Aim of the exercise:
In the listing below, find every line with the string "shown" and pull it out.

Supplied material:
——————

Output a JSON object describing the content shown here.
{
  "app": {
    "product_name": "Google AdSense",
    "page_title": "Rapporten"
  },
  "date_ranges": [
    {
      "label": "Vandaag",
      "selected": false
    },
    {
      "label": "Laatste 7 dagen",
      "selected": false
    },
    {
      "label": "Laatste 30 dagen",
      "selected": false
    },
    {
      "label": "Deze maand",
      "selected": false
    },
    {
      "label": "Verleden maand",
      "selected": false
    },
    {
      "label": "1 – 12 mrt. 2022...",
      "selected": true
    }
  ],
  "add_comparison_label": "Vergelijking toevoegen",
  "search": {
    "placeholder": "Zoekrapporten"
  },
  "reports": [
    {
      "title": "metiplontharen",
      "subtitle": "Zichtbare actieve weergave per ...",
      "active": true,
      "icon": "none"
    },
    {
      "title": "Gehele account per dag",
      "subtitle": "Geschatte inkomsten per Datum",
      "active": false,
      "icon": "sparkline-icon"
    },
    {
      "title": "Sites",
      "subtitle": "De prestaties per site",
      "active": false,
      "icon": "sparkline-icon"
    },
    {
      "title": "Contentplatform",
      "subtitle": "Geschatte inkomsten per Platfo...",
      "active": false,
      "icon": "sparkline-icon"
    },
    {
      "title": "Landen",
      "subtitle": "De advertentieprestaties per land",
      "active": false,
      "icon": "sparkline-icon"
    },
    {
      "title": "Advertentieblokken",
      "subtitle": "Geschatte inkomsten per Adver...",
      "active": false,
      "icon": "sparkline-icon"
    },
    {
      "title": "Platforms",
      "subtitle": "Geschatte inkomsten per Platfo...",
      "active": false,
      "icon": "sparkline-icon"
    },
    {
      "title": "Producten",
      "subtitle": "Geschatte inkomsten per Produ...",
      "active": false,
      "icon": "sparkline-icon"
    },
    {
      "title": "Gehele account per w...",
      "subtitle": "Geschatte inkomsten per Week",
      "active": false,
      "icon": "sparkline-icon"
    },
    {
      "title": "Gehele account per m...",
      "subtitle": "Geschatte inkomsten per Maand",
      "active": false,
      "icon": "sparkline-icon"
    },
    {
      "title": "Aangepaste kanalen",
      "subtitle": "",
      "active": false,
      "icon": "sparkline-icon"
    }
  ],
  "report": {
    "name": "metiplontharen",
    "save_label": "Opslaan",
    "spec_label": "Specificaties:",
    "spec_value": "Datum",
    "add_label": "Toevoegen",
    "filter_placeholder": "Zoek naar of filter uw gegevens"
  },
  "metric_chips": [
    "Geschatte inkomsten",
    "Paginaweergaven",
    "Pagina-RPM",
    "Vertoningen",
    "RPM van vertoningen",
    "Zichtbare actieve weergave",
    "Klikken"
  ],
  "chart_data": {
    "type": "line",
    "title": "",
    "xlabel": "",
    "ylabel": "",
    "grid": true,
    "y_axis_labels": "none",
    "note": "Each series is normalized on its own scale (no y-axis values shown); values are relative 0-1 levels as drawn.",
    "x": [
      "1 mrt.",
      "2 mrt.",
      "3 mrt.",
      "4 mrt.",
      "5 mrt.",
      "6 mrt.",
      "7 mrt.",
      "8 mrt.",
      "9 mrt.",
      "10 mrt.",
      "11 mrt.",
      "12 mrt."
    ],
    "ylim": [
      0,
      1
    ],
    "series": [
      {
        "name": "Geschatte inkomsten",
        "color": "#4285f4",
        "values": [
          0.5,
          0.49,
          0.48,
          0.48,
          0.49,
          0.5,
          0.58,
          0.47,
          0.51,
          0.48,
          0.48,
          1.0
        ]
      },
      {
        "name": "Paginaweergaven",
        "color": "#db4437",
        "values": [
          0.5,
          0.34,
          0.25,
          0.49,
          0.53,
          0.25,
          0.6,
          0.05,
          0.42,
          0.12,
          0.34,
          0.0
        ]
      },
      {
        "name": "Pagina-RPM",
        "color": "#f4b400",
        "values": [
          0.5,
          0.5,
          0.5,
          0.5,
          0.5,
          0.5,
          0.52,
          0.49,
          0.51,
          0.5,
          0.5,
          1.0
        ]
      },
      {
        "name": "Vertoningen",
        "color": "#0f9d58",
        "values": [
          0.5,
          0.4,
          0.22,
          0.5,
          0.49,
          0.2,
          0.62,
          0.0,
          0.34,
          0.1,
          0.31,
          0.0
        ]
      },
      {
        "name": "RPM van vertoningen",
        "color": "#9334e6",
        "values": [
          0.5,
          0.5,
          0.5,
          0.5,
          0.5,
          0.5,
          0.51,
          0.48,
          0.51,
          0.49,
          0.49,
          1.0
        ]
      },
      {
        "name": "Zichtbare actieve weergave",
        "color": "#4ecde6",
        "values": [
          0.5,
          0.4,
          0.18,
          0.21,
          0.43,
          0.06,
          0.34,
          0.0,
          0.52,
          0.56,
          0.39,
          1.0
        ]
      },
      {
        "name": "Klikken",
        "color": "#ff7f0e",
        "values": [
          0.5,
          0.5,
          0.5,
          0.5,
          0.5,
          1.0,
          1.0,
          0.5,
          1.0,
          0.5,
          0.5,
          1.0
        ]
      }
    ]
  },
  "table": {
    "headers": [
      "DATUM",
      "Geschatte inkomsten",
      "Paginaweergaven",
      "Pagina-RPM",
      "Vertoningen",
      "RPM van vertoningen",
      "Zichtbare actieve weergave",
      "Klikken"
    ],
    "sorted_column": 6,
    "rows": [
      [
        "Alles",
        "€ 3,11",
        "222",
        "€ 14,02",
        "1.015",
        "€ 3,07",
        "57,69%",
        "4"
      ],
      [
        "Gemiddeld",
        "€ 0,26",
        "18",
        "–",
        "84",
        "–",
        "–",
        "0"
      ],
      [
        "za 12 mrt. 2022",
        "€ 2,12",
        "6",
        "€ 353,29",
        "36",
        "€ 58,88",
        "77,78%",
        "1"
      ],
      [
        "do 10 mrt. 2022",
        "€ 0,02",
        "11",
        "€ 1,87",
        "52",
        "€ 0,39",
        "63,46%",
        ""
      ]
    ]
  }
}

——————

The reply:
Output a JSON object describing the content shown here.
    "note": "Each series is normalized on its own scale (no y-axis values shown); values are relative 0-1 levels as drawn.",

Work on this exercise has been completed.